> **TO DO**: Examine the material below and count the lines that hold the word "text". Report only the number.

** start of DATA SHOWN **

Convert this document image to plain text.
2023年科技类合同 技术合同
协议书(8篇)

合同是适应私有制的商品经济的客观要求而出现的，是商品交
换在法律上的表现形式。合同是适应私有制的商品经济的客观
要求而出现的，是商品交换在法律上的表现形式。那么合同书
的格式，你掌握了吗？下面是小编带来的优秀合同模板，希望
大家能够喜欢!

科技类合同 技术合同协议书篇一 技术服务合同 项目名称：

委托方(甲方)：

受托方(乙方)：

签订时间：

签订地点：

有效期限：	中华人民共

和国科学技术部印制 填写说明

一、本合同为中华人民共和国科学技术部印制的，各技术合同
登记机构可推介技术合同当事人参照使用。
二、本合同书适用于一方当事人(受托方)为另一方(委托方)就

** end of DATA SHOWN **
** start of DATA SHOWN **

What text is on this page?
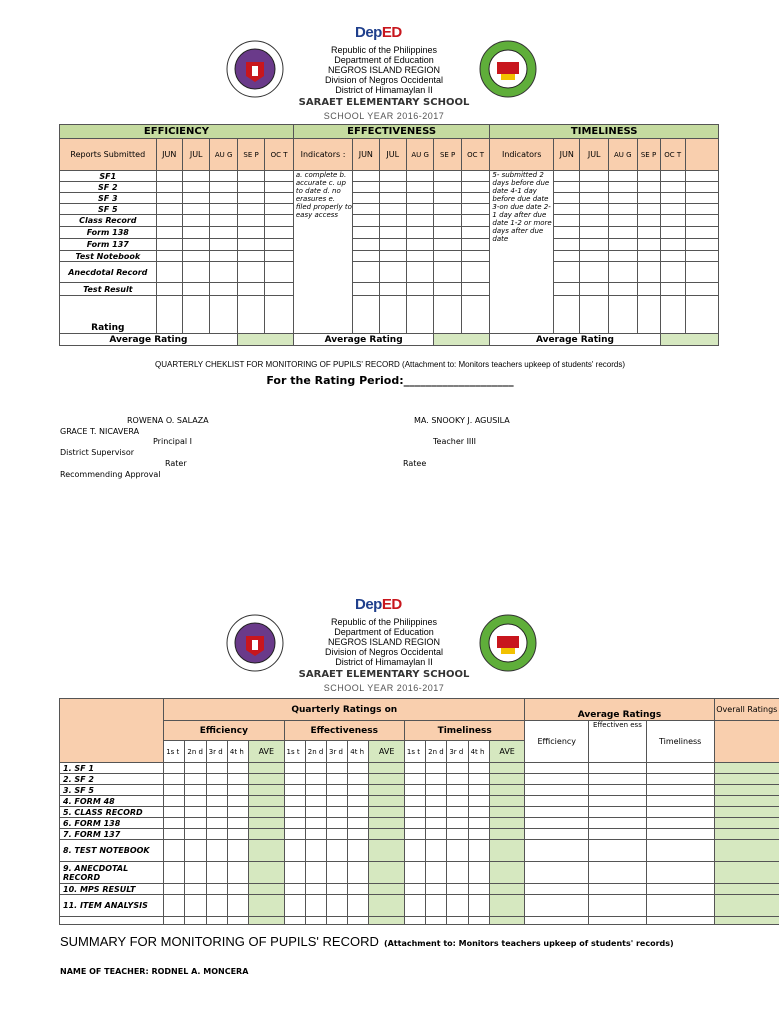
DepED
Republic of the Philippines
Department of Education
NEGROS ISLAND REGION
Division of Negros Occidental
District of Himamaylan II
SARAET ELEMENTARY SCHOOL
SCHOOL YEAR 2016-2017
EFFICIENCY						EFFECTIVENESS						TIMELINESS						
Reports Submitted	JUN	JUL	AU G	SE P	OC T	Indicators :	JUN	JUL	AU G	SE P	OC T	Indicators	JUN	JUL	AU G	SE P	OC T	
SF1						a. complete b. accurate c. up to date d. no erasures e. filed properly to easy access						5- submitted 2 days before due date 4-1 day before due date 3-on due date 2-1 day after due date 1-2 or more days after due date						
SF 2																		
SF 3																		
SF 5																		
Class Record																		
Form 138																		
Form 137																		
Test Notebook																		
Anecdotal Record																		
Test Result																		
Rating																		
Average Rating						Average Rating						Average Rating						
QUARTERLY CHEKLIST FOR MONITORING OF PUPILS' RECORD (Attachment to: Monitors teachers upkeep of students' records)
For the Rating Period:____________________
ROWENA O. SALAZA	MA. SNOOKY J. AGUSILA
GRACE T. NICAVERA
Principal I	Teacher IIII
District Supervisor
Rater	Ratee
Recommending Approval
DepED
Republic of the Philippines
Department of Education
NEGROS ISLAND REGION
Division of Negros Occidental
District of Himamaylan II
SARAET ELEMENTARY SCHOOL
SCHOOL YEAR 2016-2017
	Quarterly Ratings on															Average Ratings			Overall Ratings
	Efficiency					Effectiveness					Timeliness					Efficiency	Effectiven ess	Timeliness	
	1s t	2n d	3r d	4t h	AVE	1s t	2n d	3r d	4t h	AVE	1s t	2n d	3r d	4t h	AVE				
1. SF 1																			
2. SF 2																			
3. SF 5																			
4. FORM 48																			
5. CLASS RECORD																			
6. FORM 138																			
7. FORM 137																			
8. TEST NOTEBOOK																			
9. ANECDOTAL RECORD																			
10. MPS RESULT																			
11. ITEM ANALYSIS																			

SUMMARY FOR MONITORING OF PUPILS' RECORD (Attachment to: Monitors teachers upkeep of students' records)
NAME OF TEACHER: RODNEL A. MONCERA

** end of DATA SHOWN **

> **FULL ANSWER**: 2